PASAJE DADO.
---

ENSAYO
Tachas 549 • Tauroética y masculinidad en un folleto de 1960 • Joserra Ortiz
“Hoy en día, casi ninguno de los escritores e intelectuales públicos contemporáneos se atrevería a pronunciarse en defensa de las corridas…”
Tauroética es un breve tratado seudofilosófico de Fernando Savater, publicado originalmente en 2010, que se inscribe en el debate moral sobre la abolición de las corridas de toros en el mundo hispánico. El núcleo del razonamiento de Savater es de orden ético, por lo tanto, político, pero termina inscribiéndose en la cuestión económica que entiende a la tauromaquia, antes que nada, como un mercado que intercambia bienes culturales tradicionales. Quizá porque la lucha contra el especismo en el contexto del idioma español no está muy avanzada, la discusión sobre la pertinencia moral de las corridas de toros no ha permeado de forma más evidente en la producción cultural de los países donde todavía hay fiesta brava, primordialmente la literatura. La presente ponencia no debate la validez y continuidad de esta tradición, ni tampoco condena desde ninguna postura el trato recibido por los toros o cualquier otra subespecie del reino animal compartido por el ser humano. Trata, en vez, de un momento en la historia cultural mexicana en que se lee una reflexión de orden moral que puede considerarse como relativa a la tauroética savateriana, pero publicada con medio siglo de anterioridad, y contemplada desde la ontología católica y la noción occidental de heroísmo y masculinidad.

---

DATOS EXTRAÍDOS.
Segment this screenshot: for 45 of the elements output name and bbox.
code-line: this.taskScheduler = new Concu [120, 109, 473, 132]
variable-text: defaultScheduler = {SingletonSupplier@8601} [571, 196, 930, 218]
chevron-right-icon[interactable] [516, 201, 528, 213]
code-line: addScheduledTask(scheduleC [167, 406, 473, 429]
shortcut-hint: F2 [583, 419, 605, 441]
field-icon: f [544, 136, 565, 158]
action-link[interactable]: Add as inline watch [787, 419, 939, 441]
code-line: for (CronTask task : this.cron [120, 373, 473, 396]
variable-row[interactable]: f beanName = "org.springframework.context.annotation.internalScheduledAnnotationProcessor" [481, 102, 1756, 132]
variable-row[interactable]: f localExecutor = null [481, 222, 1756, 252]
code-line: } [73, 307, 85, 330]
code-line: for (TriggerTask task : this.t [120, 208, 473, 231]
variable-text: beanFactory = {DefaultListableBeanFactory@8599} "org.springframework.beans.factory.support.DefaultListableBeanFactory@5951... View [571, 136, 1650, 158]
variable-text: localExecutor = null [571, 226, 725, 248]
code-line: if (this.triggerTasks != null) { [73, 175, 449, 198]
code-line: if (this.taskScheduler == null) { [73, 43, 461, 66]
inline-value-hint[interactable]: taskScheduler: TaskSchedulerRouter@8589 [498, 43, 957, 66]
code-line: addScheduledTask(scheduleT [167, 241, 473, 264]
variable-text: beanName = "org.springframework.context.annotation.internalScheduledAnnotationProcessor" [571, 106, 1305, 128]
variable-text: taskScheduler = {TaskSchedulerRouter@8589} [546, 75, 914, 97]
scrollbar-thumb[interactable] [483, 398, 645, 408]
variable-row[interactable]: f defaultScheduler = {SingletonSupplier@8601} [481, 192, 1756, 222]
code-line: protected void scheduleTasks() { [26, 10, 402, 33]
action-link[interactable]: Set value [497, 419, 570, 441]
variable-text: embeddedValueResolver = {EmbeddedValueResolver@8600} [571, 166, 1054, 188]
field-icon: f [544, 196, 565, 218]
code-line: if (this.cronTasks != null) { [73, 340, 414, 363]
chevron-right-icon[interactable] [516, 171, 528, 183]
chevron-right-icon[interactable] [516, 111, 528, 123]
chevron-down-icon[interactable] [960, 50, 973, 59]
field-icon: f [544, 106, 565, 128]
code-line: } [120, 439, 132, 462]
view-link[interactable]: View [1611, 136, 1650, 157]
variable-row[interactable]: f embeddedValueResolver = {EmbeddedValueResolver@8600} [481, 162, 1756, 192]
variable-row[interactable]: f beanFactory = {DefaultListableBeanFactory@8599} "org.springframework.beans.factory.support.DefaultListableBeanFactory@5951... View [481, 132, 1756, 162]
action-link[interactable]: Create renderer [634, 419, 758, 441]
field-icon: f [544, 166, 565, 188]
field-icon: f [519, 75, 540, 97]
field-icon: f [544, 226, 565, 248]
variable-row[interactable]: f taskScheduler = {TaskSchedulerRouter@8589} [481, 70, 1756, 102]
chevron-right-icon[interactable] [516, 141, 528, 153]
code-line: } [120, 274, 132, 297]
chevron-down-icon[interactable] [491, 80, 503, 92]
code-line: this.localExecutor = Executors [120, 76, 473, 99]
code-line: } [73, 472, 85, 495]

---

TAREAS REQUERIDAS.
a - Traduce al inglés esta oración del ensayo sobre la tauroética: "Tauroética es un breve tratado seudofilosófico de Fernando Savater, publicado originalmente en 2010, que se inscribe en el debate moral sobre la abolición de las corridas de toros en el mundo hispánico."
b - Según el ensayo sobre la tauroética, ¿son ciertas las siguientes afirmaciones? Responde sí o no a cada una y cita las palabras del ensayo que lo deciden. (i) Tauroética se publicó originalmente en 2010. (ii) La ponencia condena el trato que reciben los toros. (iii) En el contexto del idioma español, la lucha contra el especismo está muy avanzada.
c - Por favor, continúa el ensayo sobre la tauroética a partir de su última oración.

LAS RESPUESTAS.
a - Tauroética is a brief pseudo-philosophical treatise by Fernando Savater, originally published in 2010, that forms part of the moral debate over the abolition of bullfighting in the Hispanic world.

b -
(i) Sí: "publicado originalmente en 2010".
(ii) No: "ni tampoco condena desde ninguna postura el trato recibido por los toros".
(iii) No: "la lucha contra el especismo en el contexto del idioma español no está muy avanzada".

c -
Toros, box y moral católica es el decimoctavo folleto publicado por el arzobispado de Monterrey, Nuevo León, en 1960, de una serie que, asegura su contraportada, pone al alcance de sus lectores los grandes problemas del mundo frente a la Fe. Ignoro cuántos panfletos de este tipo se publicaron, pero junto a éste, que consta de un tiraje de 8000 ejemplares, se imprimieron también disquisiciones sobre “problemas” como la enseñanza laica, la intolerancia clerical, el control de la natalidad (aludido como “el gran suicidio”) y el “caso Galileo”, cuestión que no trata sólo del juicio inquisitorial contra el astrónomo renacentista, sino las posteriores discusiones y posiciones de la Iglesia Romana frente a la ciencia experimental. Estrictamente, a la luz de la segunda década del siglo XXI, este folleto no es otra cosa que una curiosidad en la historia de las publicaciones católicas mexicanas, pero la investigación por la historia de las ideas y su expresión literaria en el México moderno, ofrece cuando menos tres intereses críticos de valor: primero, el verdadero lugar que ocupó la Iglesia Católica en la dialéctica moral durante el siglo XX mexicano, caracterizado por la separación entre este organismo y el Estado, según la estricta aplicación de los artículos 24 y 130 de la Constitución de 1917; segundo, la reunión, cuando menos en la imprenta, de tres pensadores católicos de gran calado durante la tercera década de lo que se llegó a conocer como el milagro económico mexicano; y tercero, la diametral diferencia ideológica sobre dos temas morales discutidos con sesenta años de diferencia: la cuestión de la masculinidad y el respeto por la vida de todas las subespecies animales en los espectáculos públicos.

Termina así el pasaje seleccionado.